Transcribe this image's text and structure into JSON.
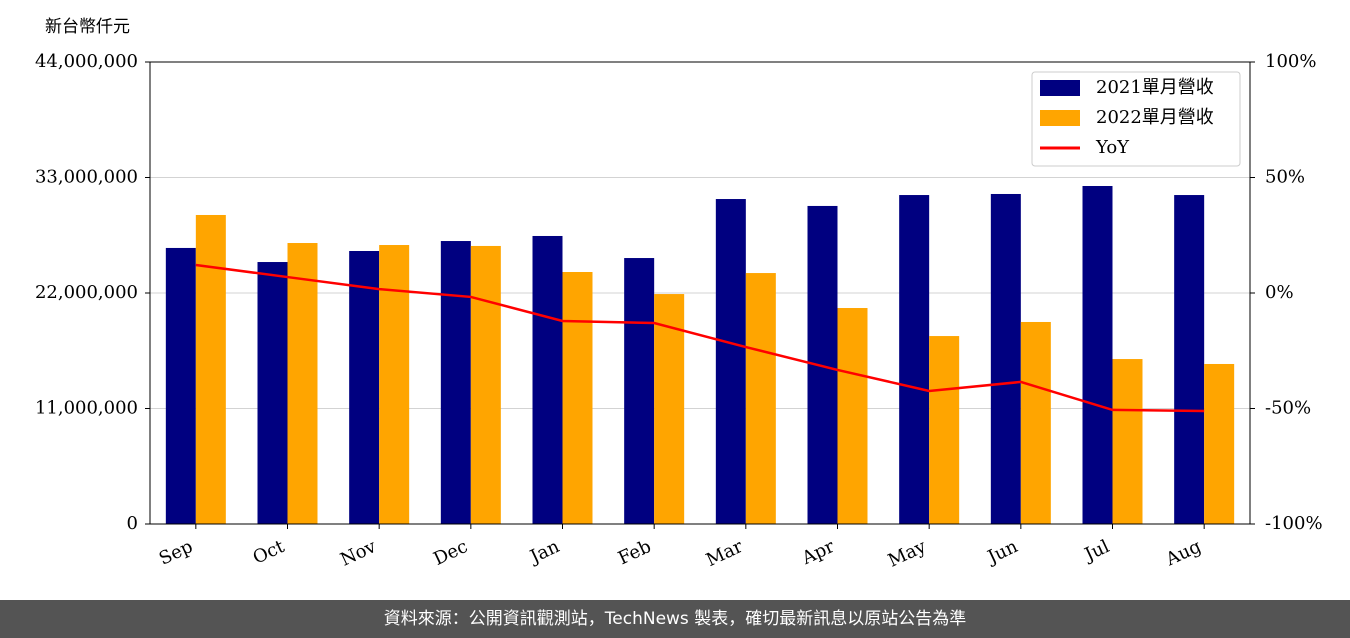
{
  "chart_data": {
    "type": "bar",
    "ylabel": "新台幣仟元",
    "categories": [
      "Sep",
      "Oct",
      "Nov",
      "Dec",
      "Jan",
      "Feb",
      "Mar",
      "Apr",
      "May",
      "Jun",
      "Jul",
      "Aug"
    ],
    "series": [
      {
        "name": "2021單月營收",
        "color": "#000080",
        "values": [
          26290000,
          24950000,
          26000000,
          26950000,
          27430000,
          25330000,
          30950000,
          30290000,
          31330000,
          31430000,
          32190000,
          31330000
        ]
      },
      {
        "name": "2022單月營收",
        "color": "#ffa500",
        "values": [
          29430000,
          26760000,
          26570000,
          26480000,
          24000000,
          21900000,
          23900000,
          20570000,
          17900000,
          19240000,
          15710000,
          15240000
        ]
      },
      {
        "name": "YoY",
        "type": "line",
        "axis": "y2",
        "color": "#ff0000",
        "values": [
          12.1,
          6.9,
          1.7,
          -1.7,
          -12.1,
          -13.0,
          -23.4,
          -33.3,
          -42.4,
          -38.5,
          -50.6,
          -51.1
        ]
      }
    ],
    "ylim": [
      0,
      44000000
    ],
    "yticks": [
      0,
      {
        "value": 11000000,
        "label": "11,000,000"
      },
      {
        "value": 22000000,
        "label": "22,000,000"
      },
      {
        "value": 33000000,
        "label": "33,000,000"
      },
      {
        "value": 44000000,
        "label": "44,000,000"
      }
    ],
    "y2lim": [
      -100,
      100
    ],
    "y2ticks": [
      {
        "value": -100,
        "label": "-100%"
      },
      {
        "value": -50,
        "label": "-50%"
      },
      {
        "value": 0,
        "label": "0%"
      },
      {
        "value": 50,
        "label": "50%"
      },
      {
        "value": 100,
        "label": "100%"
      }
    ],
    "grid": true,
    "legend": "upper right",
    "source": "資料來源：公開資訊觀測站，TechNews 製表，確切最新訊息以原站公告為準"
  }
}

### Instruction
Drop the images and quote the entries word for word.

### Written solution
Transcribe this image's text and structure into JSON.
{
  "chart_data": {
    "type": "bar",
    "ylabel": "新台幣仟元",
    "categories": [
      "Sep",
      "Oct",
      "Nov",
      "Dec",
      "Jan",
      "Feb",
      "Mar",
      "Apr",
      "May",
      "Jun",
      "Jul",
      "Aug"
    ],
    "series": [
      {
        "name": "2021單月營收",
        "color": "#000080",
        "values": [
          26290000,
          24950000,
          26000000,
          26950000,
          27430000,
          25330000,
          30950000,
          30290000,
          31330000,
          31430000,
          32190000,
          31330000
        ]
      },
      {
        "name": "2022單月營收",
        "color": "#ffa500",
        "values": [
          29430000,
          26760000,
          26570000,
          26480000,
          24000000,
          21900000,
          23900000,
          20570000,
          17900000,
          19240000,
          15710000,
          15240000
        ]
      },
      {
        "name": "YoY",
        "type": "line",
        "axis": "y2",
        "color": "#ff0000",
        "values": [
          12.1,
          6.9,
          1.7,
          -1.7,
          -12.1,
          -13.0,
          -23.4,
          -33.3,
          -42.4,
          -38.5,
          -50.6,
          -51.1
        ]
      }
    ],
    "ylim": [
      0,
      44000000
    ],
    "yticks": [
      0,
      {
        "value": 11000000,
        "label": "11,000,000"
      },
      {
        "value": 22000000,
        "label": "22,000,000"
      },
      {
        "value": 33000000,
        "label": "33,000,000"
      },
      {
        "value": 44000000,
        "label": "44,000,000"
      }
    ],
    "y2lim": [
      -100,
      100
    ],
    "y2ticks": [
      {
        "value": -100,
        "label": "-100%"
      },
      {
        "value": -50,
        "label": "-50%"
      },
      {
        "value": 0,
        "label": "0%"
      },
      {
        "value": 50,
        "label": "50%"
      },
      {
        "value": 100,
        "label": "100%"
      }
    ],
    "grid": true,
    "legend": "upper right",
    "source": "資料來源：公開資訊觀測站，TechNews 製表，確切最新訊息以原站公告為準"
  }
}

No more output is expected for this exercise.